■ **WHAT IS EXPECTED**
Go through the listing below and list every line with "object".

****************

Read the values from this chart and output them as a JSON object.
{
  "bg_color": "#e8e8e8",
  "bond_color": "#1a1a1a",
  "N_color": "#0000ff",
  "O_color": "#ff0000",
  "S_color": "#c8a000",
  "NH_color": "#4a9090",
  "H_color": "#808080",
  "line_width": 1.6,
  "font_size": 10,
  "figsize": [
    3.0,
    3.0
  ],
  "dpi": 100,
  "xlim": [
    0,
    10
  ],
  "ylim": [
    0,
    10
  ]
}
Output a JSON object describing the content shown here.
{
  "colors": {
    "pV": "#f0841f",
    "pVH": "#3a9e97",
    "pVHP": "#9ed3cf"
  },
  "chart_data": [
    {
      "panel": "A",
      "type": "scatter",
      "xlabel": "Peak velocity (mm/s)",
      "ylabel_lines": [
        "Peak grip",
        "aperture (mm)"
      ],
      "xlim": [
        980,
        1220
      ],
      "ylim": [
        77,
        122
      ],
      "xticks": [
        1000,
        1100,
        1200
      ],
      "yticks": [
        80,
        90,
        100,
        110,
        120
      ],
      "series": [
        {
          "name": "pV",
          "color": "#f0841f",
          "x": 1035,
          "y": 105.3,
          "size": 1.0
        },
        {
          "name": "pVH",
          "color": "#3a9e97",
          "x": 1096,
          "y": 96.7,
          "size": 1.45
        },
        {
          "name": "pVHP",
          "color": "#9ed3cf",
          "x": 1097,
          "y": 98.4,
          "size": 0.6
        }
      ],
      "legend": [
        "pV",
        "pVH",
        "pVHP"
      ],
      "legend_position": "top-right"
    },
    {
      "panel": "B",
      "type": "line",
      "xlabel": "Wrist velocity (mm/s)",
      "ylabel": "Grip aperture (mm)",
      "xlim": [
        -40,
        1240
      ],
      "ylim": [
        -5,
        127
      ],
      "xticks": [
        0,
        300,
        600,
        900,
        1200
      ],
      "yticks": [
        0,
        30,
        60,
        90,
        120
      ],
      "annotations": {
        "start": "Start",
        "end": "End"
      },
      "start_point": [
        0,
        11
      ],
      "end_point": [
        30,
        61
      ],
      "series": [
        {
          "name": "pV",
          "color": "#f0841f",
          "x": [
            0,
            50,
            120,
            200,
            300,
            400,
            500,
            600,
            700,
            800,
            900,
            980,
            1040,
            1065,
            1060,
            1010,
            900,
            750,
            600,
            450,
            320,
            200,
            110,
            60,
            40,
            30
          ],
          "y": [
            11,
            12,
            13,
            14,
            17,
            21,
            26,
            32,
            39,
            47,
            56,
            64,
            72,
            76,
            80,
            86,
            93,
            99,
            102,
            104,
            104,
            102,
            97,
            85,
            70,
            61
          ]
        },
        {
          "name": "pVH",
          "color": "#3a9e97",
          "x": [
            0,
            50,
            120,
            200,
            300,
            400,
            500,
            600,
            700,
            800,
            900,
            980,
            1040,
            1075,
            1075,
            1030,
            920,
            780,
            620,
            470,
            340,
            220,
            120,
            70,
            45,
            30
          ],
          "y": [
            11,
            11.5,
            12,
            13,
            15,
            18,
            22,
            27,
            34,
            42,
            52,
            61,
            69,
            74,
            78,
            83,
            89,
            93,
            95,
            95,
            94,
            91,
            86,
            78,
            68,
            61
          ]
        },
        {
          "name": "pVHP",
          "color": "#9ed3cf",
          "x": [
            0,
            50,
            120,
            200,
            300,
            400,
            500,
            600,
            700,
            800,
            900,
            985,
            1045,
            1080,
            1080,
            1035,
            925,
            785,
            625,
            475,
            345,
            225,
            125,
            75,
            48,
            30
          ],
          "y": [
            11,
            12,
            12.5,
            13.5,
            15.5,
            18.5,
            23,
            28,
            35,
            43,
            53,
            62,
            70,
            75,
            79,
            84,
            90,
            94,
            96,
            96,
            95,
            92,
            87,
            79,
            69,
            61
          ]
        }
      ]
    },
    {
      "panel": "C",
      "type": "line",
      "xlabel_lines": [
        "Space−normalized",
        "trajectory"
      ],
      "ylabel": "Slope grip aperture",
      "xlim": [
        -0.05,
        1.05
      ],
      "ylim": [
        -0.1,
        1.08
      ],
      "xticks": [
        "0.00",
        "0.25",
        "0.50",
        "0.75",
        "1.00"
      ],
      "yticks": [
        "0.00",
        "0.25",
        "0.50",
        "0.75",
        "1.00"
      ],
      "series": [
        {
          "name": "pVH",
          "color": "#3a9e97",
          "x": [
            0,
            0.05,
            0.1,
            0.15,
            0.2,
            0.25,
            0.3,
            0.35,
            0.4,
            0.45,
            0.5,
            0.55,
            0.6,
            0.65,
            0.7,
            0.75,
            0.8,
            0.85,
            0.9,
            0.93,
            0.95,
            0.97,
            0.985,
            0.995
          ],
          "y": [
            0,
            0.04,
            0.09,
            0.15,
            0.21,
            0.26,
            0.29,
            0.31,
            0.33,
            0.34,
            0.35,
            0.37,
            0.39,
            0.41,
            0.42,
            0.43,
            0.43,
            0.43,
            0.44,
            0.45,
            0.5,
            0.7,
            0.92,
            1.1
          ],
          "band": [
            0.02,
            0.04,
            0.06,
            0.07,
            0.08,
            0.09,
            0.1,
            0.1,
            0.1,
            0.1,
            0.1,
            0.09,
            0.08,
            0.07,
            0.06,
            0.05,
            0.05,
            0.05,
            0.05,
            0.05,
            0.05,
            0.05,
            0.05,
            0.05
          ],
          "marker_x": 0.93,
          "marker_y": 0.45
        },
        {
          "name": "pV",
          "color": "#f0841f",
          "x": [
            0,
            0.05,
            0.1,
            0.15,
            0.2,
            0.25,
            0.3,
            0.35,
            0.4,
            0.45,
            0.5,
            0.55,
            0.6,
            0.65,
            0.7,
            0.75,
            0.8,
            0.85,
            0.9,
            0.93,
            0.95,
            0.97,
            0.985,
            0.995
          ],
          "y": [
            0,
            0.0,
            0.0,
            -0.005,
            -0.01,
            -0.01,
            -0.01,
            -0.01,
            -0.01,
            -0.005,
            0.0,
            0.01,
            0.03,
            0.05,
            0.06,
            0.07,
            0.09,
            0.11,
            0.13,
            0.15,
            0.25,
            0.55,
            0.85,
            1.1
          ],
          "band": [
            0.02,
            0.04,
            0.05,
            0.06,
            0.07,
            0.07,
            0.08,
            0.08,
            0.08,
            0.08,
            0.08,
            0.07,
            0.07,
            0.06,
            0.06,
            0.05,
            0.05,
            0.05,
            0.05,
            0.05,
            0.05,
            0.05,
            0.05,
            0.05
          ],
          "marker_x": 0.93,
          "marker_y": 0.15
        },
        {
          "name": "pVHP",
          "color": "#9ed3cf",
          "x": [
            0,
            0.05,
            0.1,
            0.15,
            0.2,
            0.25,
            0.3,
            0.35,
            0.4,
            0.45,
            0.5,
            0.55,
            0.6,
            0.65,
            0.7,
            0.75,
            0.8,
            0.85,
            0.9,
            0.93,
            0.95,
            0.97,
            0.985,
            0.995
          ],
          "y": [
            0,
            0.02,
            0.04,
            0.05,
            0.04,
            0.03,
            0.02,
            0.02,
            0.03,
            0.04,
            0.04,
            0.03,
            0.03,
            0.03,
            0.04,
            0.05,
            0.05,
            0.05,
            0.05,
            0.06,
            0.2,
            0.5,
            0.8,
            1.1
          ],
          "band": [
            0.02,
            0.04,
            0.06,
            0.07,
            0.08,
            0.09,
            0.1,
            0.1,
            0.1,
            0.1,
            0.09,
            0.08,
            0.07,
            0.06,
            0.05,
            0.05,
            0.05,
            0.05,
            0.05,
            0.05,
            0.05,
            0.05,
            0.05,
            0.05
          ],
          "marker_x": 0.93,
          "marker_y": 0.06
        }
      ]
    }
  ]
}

****************

■ **ANSWER TO THE EXERCISE**
Read the values from this chart and output them as a JSON object.
Output a JSON object describing the content shown here.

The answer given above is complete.